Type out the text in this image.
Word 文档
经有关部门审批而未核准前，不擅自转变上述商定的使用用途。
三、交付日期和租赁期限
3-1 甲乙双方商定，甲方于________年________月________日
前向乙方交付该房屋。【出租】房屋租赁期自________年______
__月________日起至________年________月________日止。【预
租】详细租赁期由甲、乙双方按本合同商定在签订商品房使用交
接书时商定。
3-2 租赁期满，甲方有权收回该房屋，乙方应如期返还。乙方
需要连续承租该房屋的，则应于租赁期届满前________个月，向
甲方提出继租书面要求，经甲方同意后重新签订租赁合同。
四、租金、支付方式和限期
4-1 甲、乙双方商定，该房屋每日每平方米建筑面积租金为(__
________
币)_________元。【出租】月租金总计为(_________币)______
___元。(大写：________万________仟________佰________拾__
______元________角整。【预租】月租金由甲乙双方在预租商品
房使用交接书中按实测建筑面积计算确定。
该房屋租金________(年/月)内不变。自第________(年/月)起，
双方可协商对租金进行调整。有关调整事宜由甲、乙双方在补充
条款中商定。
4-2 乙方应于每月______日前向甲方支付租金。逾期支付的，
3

• • • • •

**GIVEN REQUEST:** Copy out the whole listing exactly.

**PROBLEM SOLUTION:**
Type out the text in this image.
Word 文档
经有关部门审批而未核准前，不擅自转变上述商定的使用用途。
三、交付日期和租赁期限
3-1 甲乙双方商定，甲方于________年________月________日
前向乙方交付该房屋。【出租】房屋租赁期自________年______
__月________日起至________年________月________日止。【预
租】详细租赁期由甲、乙双方按本合同商定在签订商品房使用交
接书时商定。
3-2 租赁期满，甲方有权收回该房屋，乙方应如期返还。乙方
需要连续承租该房屋的，则应于租赁期届满前________个月，向
甲方提出继租书面要求，经甲方同意后重新签订租赁合同。
四、租金、支付方式和限期
4-1 甲、乙双方商定，该房屋每日每平方米建筑面积租金为(__
________
币)_________元。【出租】月租金总计为(_________币)______
___元。(大写：________万________仟________佰________拾__
______元________角整。【预租】月租金由甲乙双方在预租商品
房使用交接书中按实测建筑面积计算确定。
该房屋租金________(年/月)内不变。自第________(年/月)起，
双方可协商对租金进行调整。有关调整事宜由甲、乙双方在补充
条款中商定。
4-2 乙方应于每月______日前向甲方支付租金。逾期支付的，
3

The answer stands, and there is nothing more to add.